== INPUT MATERIAL
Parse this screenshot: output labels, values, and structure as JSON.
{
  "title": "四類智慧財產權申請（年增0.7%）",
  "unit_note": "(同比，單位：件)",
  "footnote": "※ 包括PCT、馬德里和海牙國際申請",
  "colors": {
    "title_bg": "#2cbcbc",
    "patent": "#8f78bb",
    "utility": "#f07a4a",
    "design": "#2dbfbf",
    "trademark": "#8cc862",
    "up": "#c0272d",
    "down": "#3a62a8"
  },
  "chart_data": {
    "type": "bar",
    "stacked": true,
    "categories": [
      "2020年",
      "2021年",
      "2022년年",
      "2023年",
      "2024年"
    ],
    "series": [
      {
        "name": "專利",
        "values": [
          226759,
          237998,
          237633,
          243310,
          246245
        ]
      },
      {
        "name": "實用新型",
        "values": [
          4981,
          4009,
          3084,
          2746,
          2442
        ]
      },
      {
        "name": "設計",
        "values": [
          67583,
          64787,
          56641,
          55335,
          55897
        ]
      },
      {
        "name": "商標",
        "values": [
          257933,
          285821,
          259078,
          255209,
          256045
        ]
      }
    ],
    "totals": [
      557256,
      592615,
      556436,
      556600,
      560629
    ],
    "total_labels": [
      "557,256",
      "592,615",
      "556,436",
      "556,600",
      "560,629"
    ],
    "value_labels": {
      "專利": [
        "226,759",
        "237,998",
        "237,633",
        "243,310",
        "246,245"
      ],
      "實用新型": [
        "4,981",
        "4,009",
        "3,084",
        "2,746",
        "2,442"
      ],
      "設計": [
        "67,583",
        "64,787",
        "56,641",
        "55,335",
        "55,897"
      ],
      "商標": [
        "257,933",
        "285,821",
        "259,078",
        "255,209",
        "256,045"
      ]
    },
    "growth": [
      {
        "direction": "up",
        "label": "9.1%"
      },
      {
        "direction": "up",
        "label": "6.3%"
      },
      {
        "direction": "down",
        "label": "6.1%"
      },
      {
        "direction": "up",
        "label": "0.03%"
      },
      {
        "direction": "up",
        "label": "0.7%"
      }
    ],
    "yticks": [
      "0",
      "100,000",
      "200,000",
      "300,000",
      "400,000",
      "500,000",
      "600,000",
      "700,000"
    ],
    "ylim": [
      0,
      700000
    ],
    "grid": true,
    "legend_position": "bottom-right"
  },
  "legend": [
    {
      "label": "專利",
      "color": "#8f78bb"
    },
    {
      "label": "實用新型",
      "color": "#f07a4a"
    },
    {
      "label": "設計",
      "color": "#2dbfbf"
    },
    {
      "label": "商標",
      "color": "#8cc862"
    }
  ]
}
====
- **EXERCISE INSTRUCTIONS**:
Repeat every entry exactly, please.

- **TASK RESULT**:
Parse this screenshot: output labels, values, and structure as JSON.
{
  "title": "四類智慧財產權申請（年增0.7%）",
  "unit_note": "(同比，單位：件)",
  "footnote": "※ 包括PCT、馬德里和海牙國際申請",
  "colors": {
    "title_bg": "#2cbcbc",
    "patent": "#8f78bb",
    "utility": "#f07a4a",
    "design": "#2dbfbf",
    "trademark": "#8cc862",
    "up": "#c0272d",
    "down": "#3a62a8"
  },
  "chart_data": {
    "type": "bar",
    "stacked": true,
    "categories": [
      "2020年",
      "2021年",
      "2022년年",
      "2023年",
      "2024年"
    ],
    "series": [
      {
        "name": "專利",
        "values": [
          226759,
          237998,
          237633,
          243310,
          246245
        ]
      },
      {
        "name": "實用新型",
        "values": [
          4981,
          4009,
          3084,
          2746,
          2442
        ]
      },
      {
        "name": "設計",
        "values": [
          67583,
          64787,
          56641,
          55335,
          55897
        ]
      },
      {
        "name": "商標",
        "values": [
          257933,
          285821,
          259078,
          255209,
          256045
        ]
      }
    ],
    "totals": [
      557256,
      592615,
      556436,
      556600,
      560629
    ],
    "total_labels": [
      "557,256",
      "592,615",
      "556,436",
      "556,600",
      "560,629"
    ],
    "value_labels": {
      "專利": [
        "226,759",
        "237,998",
        "237,633",
        "243,310",
        "246,245"
      ],
      "實用新型": [
        "4,981",
        "4,009",
        "3,084",
        "2,746",
        "2,442"
      ],
      "設計": [
        "67,583",
        "64,787",
        "56,641",
        "55,335",
        "55,897"
      ],
      "商標": [
        "257,933",
        "285,821",
        "259,078",
        "255,209",
        "256,045"
      ]
    },
    "growth": [
      {
        "direction": "up",
        "label": "9.1%"
      },
      {
        "direction": "up",
        "label": "6.3%"
      },
      {
        "direction": "down",
        "label": "6.1%"
      },
      {
        "direction": "up",
        "label": "0.03%"
      },
      {
        "direction": "up",
        "label": "0.7%"
      }
    ],
    "yticks": [
      "0",
      "100,000",
      "200,000",
      "300,000",
      "400,000",
      "500,000",
      "600,000",
      "700,000"
    ],
    "ylim": [
      0,
      700000
    ],
    "grid": true,
    "legend_position": "bottom-right"
  },
  "legend": [
    {
      "label": "專利",
      "color": "#8f78bb"
    },
    {
      "label": "實用新型",
      "color": "#f07a4a"
    },
    {
      "label": "設計",
      "color": "#2dbfbf"
    },
    {
      "label": "商標",
      "color": "#8cc862"
    }
  ]
}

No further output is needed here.